"""
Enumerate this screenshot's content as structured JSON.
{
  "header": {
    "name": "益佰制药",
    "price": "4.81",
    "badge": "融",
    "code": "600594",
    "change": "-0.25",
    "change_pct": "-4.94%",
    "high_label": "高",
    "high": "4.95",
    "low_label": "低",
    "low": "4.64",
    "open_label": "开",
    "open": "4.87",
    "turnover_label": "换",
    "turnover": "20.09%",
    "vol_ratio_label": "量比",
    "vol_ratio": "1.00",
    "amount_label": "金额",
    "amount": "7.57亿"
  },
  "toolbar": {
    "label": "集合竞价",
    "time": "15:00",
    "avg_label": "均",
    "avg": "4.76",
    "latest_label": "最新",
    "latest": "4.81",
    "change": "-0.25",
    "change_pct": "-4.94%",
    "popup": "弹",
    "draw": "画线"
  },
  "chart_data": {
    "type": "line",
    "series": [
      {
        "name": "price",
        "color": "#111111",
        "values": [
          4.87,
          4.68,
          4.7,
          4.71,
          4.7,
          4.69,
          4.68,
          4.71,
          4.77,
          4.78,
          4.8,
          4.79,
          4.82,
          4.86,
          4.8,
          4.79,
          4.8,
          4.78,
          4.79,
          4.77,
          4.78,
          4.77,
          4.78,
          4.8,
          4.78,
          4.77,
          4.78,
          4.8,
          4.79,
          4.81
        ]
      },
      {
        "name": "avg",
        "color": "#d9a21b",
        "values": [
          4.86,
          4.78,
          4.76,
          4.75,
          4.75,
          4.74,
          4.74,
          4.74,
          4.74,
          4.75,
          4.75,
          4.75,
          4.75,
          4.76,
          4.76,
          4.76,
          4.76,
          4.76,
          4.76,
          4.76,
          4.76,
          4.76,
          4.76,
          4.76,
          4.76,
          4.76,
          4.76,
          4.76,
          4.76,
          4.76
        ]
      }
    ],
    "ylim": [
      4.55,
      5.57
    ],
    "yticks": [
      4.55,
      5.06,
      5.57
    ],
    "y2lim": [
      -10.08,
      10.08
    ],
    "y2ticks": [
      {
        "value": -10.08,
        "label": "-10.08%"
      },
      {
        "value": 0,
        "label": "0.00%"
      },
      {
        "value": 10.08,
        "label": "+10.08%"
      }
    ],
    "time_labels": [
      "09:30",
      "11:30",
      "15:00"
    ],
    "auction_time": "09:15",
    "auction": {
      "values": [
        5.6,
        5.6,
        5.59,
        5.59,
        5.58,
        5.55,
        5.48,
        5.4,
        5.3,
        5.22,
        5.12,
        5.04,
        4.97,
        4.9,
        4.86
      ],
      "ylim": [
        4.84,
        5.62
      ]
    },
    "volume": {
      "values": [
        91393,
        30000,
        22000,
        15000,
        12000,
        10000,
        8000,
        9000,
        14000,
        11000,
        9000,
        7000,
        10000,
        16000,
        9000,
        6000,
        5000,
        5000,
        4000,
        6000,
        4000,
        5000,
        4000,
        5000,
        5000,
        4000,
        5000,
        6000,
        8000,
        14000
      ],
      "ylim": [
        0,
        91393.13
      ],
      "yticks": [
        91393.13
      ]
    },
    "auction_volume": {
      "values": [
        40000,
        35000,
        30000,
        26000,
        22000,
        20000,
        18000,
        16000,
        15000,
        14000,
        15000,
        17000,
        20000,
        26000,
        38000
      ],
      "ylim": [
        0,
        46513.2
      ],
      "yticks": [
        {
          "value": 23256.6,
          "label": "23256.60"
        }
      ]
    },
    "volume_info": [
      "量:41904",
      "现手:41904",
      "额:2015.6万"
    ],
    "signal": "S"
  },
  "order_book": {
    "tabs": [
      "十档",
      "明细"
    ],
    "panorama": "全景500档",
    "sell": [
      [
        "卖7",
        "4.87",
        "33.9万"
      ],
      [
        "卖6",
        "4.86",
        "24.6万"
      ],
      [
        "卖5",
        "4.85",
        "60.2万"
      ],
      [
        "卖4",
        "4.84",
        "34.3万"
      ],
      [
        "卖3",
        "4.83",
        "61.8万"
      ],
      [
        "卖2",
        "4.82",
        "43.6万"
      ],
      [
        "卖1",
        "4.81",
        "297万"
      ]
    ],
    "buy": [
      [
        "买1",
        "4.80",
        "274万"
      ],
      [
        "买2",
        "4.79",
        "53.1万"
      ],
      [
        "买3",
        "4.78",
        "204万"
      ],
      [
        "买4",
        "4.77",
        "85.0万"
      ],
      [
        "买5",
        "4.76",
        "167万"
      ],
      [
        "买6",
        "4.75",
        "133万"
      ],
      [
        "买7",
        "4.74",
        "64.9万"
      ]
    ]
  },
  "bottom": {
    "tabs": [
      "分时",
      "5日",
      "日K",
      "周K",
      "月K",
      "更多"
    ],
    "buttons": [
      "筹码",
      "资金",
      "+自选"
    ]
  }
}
"""
STATED EXERCISE: Print back all the lines verbatim.

FINAL ANSWER:
Enumerate this screenshot's content as structured JSON.
{
  "header": {
    "name": "益佰制药",
    "price": "4.81",
    "badge": "融",
    "code": "600594",
    "change": "-0.25",
    "change_pct": "-4.94%",
    "high_label": "高",
    "high": "4.95",
    "low_label": "低",
    "low": "4.64",
    "open_label": "开",
    "open": "4.87",
    "turnover_label": "换",
    "turnover": "20.09%",
    "vol_ratio_label": "量比",
    "vol_ratio": "1.00",
    "amount_label": "金额",
    "amount": "7.57亿"
  },
  "toolbar": {
    "label": "集合竞价",
    "time": "15:00",
    "avg_label": "均",
    "avg": "4.76",
    "latest_label": "最新",
    "latest": "4.81",
    "change": "-0.25",
    "change_pct": "-4.94%",
    "popup": "弹",
    "draw": "画线"
  },
  "chart_data": {
    "type": "line",
    "series": [
      {
        "name": "price",
        "color": "#111111",
        "values": [
          4.87,
          4.68,
          4.7,
          4.71,
          4.7,
          4.69,
          4.68,
          4.71,
          4.77,
          4.78,
          4.8,
          4.79,
          4.82,
          4.86,
          4.8,
          4.79,
          4.8,
          4.78,
          4.79,
          4.77,
          4.78,
          4.77,
          4.78,
          4.8,
          4.78,
          4.77,
          4.78,
          4.8,
          4.79,
          4.81
        ]
      },
      {
        "name": "avg",
        "color": "#d9a21b",
        "values": [
          4.86,
          4.78,
          4.76,
          4.75,
          4.75,
          4.74,
          4.74,
          4.74,
          4.74,
          4.75,
          4.75,
          4.75,
          4.75,
          4.76,
          4.76,
          4.76,
          4.76,
          4.76,
          4.76,
          4.76,
          4.76,
          4.76,
          4.76,
          4.76,
          4.76,
          4.76,
          4.76,
          4.76,
          4.76,
          4.76
        ]
      }
    ],
    "ylim": [
      4.55,
      5.57
    ],
    "yticks": [
      4.55,
      5.06,
      5.57
    ],
    "y2lim": [
      -10.08,
      10.08
    ],
    "y2ticks": [
      {
        "value": -10.08,
        "label": "-10.08%"
      },
      {
        "value": 0,
        "label": "0.00%"
      },
      {
        "value": 10.08,
        "label": "+10.08%"
      }
    ],
    "time_labels": [
      "09:30",
      "11:30",
      "15:00"
    ],
    "auction_time": "09:15",
    "auction": {
      "values": [
        5.6,
        5.6,
        5.59,
        5.59,
        5.58,
        5.55,
        5.48,
        5.4,
        5.3,
        5.22,
        5.12,
        5.04,
        4.97,
        4.9,
        4.86
      ],
      "ylim": [
        4.84,
        5.62
      ]
    },
    "volume": {
      "values": [
        91393,
        30000,
        22000,
        15000,
        12000,
        10000,
        8000,
        9000,
        14000,
        11000,
        9000,
        7000,
        10000,
        16000,
        9000,
        6000,
        5000,
        5000,
        4000,
        6000,
        4000,
        5000,
        4000,
        5000,
        5000,
        4000,
        5000,
        6000,
        8000,
        14000
      ],
      "ylim": [
        0,
        91393.13
      ],
      "yticks": [
        91393.13
      ]
    },
    "auction_volume": {
      "values": [
        40000,
        35000,
        30000,
        26000,
        22000,
        20000,
        18000,
        16000,
        15000,
        14000,
        15000,
        17000,
        20000,
        26000,
        38000
      ],
      "ylim": [
        0,
        46513.2
      ],
      "yticks": [
        {
          "value": 23256.6,
          "label": "23256.60"
        }
      ]
    },
    "volume_info": [
      "量:41904",
      "现手:41904",
      "额:2015.6万"
    ],
    "signal": "S"
  },
  "order_book": {
    "tabs": [
      "十档",
      "明细"
    ],
    "panorama": "全景500档",
    "sell": [
      [
        "卖7",
        "4.87",
        "33.9万"
      ],
      [
        "卖6",
        "4.86",
        "24.6万"
      ],
      [
        "卖5",
        "4.85",
        "60.2万"
      ],
      [
        "卖4",
        "4.84",
        "34.3万"
      ],
      [
        "卖3",
        "4.83",
        "61.8万"
      ],
      [
        "卖2",
        "4.82",
        "43.6万"
      ],
      [
        "卖1",
        "4.81",
        "297万"
      ]
    ],
    "buy": [
      [
        "买1",
        "4.80",
        "274万"
      ],
      [
        "买2",
        "4.79",
        "53.1万"
      ],
      [
        "买3",
        "4.78",
        "204万"
      ],
      [
        "买4",
        "4.77",
        "85.0万"
      ],
      [
        "买5",
        "4.76",
        "167万"
      ],
      [
        "买6",
        "4.75",
        "133万"
      ],
      [
        "买7",
        "4.74",
        "64.9万"
      ]
    ]
  },
  "bottom": {
    "tabs": [
      "分时",
      "5日",
      "日K",
      "周K",
      "月K",
      "更多"
    ],
    "buttons": [
      "筹码",
      "资金",
      "+自选"
    ]
  }
}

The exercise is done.